[Records from a data source]
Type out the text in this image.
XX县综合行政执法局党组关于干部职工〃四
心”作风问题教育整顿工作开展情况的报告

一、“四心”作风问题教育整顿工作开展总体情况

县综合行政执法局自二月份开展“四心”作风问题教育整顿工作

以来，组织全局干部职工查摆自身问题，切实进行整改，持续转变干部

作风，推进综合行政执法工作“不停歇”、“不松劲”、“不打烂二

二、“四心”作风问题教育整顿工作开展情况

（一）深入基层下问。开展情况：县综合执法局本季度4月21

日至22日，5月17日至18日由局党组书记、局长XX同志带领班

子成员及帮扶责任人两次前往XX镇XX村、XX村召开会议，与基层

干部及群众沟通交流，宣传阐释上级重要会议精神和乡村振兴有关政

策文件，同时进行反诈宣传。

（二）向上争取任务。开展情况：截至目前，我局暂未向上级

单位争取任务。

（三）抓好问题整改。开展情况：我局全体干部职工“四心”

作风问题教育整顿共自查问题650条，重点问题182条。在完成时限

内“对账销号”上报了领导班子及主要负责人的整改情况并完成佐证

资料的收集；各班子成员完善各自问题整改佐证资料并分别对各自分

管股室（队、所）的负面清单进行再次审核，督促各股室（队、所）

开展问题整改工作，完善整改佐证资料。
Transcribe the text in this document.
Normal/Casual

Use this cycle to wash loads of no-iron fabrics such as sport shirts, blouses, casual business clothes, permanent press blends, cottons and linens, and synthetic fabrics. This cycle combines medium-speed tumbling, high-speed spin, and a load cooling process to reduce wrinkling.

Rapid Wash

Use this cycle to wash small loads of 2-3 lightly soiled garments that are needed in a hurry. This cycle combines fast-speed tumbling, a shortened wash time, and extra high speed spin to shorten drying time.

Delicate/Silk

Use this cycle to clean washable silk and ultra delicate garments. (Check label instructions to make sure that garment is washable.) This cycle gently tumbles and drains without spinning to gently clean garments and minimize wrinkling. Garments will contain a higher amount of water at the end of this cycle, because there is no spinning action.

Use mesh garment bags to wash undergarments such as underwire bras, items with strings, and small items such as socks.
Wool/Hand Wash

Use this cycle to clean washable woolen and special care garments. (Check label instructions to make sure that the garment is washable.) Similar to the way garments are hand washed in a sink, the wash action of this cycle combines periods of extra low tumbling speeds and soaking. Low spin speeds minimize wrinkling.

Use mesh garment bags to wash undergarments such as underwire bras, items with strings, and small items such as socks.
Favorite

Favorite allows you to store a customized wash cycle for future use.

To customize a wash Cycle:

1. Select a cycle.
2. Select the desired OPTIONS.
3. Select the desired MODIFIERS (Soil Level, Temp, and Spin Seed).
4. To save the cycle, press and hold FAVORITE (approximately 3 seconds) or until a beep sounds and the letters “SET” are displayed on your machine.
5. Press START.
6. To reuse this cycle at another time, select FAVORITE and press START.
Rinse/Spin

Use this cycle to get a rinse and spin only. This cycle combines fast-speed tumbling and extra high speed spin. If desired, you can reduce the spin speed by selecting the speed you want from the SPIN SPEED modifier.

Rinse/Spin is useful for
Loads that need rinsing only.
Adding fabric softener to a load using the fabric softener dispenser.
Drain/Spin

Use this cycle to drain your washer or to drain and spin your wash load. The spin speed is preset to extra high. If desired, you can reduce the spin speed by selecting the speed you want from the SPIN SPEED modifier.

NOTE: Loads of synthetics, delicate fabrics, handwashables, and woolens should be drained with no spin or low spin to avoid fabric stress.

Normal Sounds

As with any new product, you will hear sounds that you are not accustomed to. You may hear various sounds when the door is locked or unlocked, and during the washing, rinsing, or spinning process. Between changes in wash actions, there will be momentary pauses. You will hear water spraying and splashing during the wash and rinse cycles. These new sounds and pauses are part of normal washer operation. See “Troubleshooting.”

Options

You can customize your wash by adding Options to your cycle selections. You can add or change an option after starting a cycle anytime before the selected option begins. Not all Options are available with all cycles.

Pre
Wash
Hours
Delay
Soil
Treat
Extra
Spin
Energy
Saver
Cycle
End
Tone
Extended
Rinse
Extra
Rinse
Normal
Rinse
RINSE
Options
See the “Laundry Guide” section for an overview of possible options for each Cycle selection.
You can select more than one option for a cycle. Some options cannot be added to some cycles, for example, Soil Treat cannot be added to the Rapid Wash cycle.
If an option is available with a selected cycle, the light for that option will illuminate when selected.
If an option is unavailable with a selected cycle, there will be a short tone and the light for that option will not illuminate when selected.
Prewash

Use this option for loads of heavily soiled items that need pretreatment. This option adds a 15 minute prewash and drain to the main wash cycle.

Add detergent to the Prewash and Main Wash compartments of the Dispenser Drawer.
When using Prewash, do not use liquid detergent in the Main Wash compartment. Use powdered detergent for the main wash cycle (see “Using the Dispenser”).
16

--

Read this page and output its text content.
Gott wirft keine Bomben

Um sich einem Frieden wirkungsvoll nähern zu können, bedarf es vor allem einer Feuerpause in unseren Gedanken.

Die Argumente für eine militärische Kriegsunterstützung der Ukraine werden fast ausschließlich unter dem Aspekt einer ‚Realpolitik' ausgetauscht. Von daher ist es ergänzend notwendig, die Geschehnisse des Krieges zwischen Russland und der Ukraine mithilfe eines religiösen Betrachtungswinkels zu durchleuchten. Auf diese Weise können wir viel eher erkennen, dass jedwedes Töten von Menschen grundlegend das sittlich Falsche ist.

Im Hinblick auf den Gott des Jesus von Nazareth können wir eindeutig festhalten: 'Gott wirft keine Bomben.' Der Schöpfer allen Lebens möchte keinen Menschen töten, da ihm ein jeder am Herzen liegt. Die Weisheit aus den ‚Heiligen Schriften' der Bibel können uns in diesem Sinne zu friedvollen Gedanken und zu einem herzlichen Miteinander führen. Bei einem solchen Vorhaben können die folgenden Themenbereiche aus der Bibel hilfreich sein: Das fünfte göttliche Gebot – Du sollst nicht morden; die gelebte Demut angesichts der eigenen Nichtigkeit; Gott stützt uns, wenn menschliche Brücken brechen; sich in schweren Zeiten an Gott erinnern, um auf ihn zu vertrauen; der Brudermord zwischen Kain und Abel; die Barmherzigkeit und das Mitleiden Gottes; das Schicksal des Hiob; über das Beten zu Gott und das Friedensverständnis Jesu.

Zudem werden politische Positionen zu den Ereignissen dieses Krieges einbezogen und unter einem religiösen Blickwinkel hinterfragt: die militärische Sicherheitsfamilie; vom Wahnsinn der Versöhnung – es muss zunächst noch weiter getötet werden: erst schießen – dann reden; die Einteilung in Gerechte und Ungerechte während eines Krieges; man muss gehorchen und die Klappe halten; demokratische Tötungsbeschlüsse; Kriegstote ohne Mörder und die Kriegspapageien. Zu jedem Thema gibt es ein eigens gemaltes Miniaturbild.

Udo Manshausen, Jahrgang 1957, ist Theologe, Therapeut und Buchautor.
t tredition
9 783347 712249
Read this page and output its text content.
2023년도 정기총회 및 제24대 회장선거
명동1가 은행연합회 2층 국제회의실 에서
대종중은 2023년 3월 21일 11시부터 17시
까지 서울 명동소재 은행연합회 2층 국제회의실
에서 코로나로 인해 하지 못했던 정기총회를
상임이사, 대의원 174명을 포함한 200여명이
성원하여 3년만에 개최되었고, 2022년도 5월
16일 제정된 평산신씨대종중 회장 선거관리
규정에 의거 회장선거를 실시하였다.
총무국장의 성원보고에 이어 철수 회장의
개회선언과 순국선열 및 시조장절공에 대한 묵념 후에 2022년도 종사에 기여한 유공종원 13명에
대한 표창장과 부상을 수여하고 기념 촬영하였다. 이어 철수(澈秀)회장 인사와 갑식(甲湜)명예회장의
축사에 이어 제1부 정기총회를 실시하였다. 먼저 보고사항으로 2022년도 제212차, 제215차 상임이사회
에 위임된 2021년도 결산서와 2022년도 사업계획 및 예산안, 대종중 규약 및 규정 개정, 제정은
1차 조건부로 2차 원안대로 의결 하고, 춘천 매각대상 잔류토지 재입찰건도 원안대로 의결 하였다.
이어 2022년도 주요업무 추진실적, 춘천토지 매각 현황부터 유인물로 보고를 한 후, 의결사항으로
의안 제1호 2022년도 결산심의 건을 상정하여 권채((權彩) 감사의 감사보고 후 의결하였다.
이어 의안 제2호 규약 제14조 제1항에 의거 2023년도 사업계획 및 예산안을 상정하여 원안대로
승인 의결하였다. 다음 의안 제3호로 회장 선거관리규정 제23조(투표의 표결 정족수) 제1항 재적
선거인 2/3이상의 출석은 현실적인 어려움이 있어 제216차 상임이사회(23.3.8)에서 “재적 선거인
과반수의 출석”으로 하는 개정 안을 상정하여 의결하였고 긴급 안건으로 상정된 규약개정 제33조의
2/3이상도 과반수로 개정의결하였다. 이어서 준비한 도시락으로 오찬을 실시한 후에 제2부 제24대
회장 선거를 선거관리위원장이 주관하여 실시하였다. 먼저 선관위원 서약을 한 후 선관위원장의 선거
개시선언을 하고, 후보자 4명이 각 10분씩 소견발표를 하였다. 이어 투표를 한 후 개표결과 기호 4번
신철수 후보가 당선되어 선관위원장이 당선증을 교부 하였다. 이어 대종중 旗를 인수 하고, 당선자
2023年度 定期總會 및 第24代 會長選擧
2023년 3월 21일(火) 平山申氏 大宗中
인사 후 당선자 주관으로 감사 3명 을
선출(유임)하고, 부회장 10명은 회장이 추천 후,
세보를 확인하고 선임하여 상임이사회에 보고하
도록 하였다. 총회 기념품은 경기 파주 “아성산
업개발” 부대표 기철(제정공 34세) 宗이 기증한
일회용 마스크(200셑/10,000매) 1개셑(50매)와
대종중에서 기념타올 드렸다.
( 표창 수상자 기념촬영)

* **TASK INSTRUCTIONS**:
Identify every line holding the word "reduce" and copy it out.

* **REPLY TO THE TASK**:
Use this cycle to wash loads of no-iron fabrics such as sport shirts, blouses, casual business clothes, permanent press blends, cottons and linens, and synthetic fabrics. This cycle combines medium-speed tumbling, high-speed spin, and a load cooling process to reduce wrinkling.
Use this cycle to get a rinse and spin only. This cycle combines fast-speed tumbling and extra high speed spin. If desired, you can reduce the spin speed by selecting the speed you want from the SPIN SPEED modifier.
Use this cycle to drain your washer or to drain and spin your wash load. The spin speed is preset to extra high. If desired, you can reduce the spin speed by selecting the speed you want from the SPIN SPEED modifier.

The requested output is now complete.